Task prompt:
Repeat exactly the lines from the line containing "Read out every word on this page." to the last line of the listing, including both.

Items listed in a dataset
....
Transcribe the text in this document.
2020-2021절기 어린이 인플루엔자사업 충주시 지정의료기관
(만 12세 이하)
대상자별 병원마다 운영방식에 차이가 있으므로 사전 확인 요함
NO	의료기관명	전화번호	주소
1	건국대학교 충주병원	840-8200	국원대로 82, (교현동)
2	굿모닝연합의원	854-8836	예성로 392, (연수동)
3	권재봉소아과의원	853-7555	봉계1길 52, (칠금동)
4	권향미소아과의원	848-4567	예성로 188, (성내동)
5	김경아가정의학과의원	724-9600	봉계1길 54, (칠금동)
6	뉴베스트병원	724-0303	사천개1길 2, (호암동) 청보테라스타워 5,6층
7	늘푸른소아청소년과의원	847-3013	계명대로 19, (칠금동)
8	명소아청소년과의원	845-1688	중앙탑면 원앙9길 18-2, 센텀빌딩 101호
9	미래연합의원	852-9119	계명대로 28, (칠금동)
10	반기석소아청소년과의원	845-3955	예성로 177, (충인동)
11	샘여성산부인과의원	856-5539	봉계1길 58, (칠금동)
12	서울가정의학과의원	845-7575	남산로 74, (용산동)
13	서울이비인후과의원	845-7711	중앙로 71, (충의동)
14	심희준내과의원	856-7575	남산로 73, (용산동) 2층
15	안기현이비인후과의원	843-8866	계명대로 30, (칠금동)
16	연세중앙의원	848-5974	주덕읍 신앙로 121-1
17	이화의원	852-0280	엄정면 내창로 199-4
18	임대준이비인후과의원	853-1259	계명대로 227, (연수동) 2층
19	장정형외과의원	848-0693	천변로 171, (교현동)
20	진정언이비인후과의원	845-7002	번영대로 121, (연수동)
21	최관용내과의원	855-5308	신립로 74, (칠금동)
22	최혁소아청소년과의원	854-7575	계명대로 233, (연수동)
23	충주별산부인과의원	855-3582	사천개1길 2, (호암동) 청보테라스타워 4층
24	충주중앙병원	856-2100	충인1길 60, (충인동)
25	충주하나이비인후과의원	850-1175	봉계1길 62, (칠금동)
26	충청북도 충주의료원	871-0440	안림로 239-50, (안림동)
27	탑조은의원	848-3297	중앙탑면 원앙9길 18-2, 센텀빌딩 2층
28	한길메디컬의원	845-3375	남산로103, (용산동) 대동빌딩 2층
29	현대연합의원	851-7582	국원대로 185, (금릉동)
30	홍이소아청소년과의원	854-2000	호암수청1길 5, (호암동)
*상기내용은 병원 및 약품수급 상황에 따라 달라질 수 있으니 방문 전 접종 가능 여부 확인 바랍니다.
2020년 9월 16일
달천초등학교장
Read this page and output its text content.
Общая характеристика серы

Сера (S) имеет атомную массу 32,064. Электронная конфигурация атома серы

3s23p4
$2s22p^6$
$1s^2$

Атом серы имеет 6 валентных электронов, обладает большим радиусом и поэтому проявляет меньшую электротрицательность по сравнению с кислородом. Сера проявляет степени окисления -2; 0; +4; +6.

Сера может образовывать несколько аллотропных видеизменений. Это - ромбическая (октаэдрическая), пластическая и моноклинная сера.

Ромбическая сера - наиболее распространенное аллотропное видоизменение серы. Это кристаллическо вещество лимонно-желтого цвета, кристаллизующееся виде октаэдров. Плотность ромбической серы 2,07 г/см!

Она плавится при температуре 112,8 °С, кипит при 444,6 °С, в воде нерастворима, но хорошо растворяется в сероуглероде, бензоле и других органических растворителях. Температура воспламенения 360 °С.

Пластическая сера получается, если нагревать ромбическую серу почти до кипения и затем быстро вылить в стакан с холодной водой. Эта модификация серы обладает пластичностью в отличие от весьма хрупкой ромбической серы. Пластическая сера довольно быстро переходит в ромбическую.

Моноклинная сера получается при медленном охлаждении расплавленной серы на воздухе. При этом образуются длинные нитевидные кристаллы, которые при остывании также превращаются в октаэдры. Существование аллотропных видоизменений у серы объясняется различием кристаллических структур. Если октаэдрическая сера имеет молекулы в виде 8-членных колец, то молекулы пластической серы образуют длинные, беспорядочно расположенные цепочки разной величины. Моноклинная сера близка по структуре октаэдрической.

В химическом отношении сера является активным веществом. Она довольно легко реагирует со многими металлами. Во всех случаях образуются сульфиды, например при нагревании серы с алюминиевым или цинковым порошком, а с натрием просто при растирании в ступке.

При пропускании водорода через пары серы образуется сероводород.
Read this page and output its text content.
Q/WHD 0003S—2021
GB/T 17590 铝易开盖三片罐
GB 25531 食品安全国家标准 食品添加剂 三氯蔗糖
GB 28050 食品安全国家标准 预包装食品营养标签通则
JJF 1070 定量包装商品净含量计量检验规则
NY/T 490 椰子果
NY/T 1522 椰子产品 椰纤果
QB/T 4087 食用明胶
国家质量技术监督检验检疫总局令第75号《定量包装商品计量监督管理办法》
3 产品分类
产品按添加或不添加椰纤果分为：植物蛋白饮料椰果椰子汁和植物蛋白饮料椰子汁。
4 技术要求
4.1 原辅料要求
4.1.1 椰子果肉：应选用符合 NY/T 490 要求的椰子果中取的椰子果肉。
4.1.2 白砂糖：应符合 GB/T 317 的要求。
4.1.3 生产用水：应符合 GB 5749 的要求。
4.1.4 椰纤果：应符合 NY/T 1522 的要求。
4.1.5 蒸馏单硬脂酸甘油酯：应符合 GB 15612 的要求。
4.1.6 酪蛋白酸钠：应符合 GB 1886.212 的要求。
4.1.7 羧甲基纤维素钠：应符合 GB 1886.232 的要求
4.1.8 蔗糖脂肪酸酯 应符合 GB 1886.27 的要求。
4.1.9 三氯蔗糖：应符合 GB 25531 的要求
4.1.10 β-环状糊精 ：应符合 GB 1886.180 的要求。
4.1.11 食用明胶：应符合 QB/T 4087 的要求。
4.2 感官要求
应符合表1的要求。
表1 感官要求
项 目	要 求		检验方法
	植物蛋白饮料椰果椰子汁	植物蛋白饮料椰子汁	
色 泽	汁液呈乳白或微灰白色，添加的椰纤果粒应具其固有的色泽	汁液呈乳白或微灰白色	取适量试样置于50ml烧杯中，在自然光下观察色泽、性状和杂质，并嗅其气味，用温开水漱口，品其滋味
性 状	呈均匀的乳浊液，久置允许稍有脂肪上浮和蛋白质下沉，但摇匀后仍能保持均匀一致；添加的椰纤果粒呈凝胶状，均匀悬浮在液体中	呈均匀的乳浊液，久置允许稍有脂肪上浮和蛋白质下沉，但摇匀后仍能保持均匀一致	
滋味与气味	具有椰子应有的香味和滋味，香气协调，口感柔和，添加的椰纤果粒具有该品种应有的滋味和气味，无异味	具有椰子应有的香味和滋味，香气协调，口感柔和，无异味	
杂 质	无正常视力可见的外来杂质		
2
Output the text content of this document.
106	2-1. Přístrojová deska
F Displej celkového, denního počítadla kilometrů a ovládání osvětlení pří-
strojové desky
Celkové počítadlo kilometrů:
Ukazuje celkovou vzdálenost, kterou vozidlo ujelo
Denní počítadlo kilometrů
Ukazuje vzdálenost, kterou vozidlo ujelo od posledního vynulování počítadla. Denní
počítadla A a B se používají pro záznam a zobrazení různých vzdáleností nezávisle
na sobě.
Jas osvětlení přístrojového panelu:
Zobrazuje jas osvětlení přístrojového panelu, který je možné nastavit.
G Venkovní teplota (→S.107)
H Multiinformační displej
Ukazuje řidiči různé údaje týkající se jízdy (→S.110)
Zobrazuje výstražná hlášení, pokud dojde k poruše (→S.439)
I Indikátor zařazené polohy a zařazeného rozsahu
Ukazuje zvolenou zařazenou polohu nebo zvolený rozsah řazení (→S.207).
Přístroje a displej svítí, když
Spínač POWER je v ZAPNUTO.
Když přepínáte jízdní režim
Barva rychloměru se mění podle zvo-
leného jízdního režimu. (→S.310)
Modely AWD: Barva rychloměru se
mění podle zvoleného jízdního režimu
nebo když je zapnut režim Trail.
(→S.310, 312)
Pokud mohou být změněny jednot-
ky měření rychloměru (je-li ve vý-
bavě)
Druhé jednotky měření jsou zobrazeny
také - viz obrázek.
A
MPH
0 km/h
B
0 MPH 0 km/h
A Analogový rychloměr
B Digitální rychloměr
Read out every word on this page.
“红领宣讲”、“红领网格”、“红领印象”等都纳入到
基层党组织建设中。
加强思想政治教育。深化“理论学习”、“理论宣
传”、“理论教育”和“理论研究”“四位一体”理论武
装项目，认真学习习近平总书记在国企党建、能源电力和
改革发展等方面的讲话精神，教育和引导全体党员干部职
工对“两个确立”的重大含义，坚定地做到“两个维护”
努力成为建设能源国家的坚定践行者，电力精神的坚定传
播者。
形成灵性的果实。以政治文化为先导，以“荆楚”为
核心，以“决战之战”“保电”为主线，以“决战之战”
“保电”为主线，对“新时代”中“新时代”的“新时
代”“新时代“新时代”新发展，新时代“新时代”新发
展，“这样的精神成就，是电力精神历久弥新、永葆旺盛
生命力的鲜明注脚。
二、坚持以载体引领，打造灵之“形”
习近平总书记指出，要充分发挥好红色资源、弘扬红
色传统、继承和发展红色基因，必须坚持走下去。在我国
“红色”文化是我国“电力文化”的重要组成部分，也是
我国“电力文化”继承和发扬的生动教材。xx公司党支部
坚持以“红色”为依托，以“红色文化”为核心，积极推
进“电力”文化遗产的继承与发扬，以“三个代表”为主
....
Finished exercise:
Read out every word on this page.
“红领宣讲”、“红领网格”、“红领印象”等都纳入到
基层党组织建设中。
加强思想政治教育。深化“理论学习”、“理论宣
传”、“理论教育”和“理论研究”“四位一体”理论武
装项目，认真学习习近平总书记在国企党建、能源电力和
改革发展等方面的讲话精神，教育和引导全体党员干部职
工对“两个确立”的重大含义，坚定地做到“两个维护”
努力成为建设能源国家的坚定践行者，电力精神的坚定传
播者。
形成灵性的果实。以政治文化为先导，以“荆楚”为
核心，以“决战之战”“保电”为主线，以“决战之战”
“保电”为主线，对“新时代”中“新时代”的“新时
代”“新时代“新时代”新发展，新时代“新时代”新发
展，“这样的精神成就，是电力精神历久弥新、永葆旺盛
生命力的鲜明注脚。
二、坚持以载体引领，打造灵之“形”
习近平总书记指出，要充分发挥好红色资源、弘扬红
色传统、继承和发展红色基因，必须坚持走下去。在我国
“红色”文化是我国“电力文化”的重要组成部分，也是
我国“电力文化”继承和发扬的生动教材。xx公司党支部
坚持以“红色”为依托，以“红色文化”为核心，积极推
进“电力”文化遗产的继承与发扬，以“三个代表”为主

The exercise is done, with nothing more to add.